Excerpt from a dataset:

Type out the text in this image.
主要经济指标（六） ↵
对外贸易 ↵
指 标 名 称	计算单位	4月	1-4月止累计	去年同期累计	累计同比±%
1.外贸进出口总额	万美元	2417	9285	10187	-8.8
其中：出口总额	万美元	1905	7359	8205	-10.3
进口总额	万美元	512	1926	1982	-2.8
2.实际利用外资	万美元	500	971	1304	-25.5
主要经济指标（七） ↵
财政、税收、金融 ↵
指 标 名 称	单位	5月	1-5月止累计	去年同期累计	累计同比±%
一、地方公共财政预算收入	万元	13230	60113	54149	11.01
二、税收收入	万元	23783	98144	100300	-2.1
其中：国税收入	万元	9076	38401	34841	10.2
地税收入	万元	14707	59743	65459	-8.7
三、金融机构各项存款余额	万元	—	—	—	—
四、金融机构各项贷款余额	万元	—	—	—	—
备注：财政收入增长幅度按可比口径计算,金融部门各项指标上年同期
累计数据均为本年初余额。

Instructions to follow: All of the material above needs to be copied exactly.

The output:
Type out the text in this image.
主要经济指标（六） ↵
对外贸易 ↵
指 标 名 称	计算单位	4月	1-4月止累计	去年同期累计	累计同比±%
1.外贸进出口总额	万美元	2417	9285	10187	-8.8
其中：出口总额	万美元	1905	7359	8205	-10.3
进口总额	万美元	512	1926	1982	-2.8
2.实际利用外资	万美元	500	971	1304	-25.5
主要经济指标（七） ↵
财政、税收、金融 ↵
指 标 名 称	单位	5月	1-5月止累计	去年同期累计	累计同比±%
一、地方公共财政预算收入	万元	13230	60113	54149	11.01
二、税收收入	万元	23783	98144	100300	-2.1
其中：国税收入	万元	9076	38401	34841	10.2
地税收入	万元	14707	59743	65459	-8.7
三、金融机构各项存款余额	万元	—	—	—	—
四、金融机构各项贷款余额	万元	—	—	—	—
备注：财政收入增长幅度按可比口径计算,金融部门各项指标上年同期
累计数据均为本年初余额。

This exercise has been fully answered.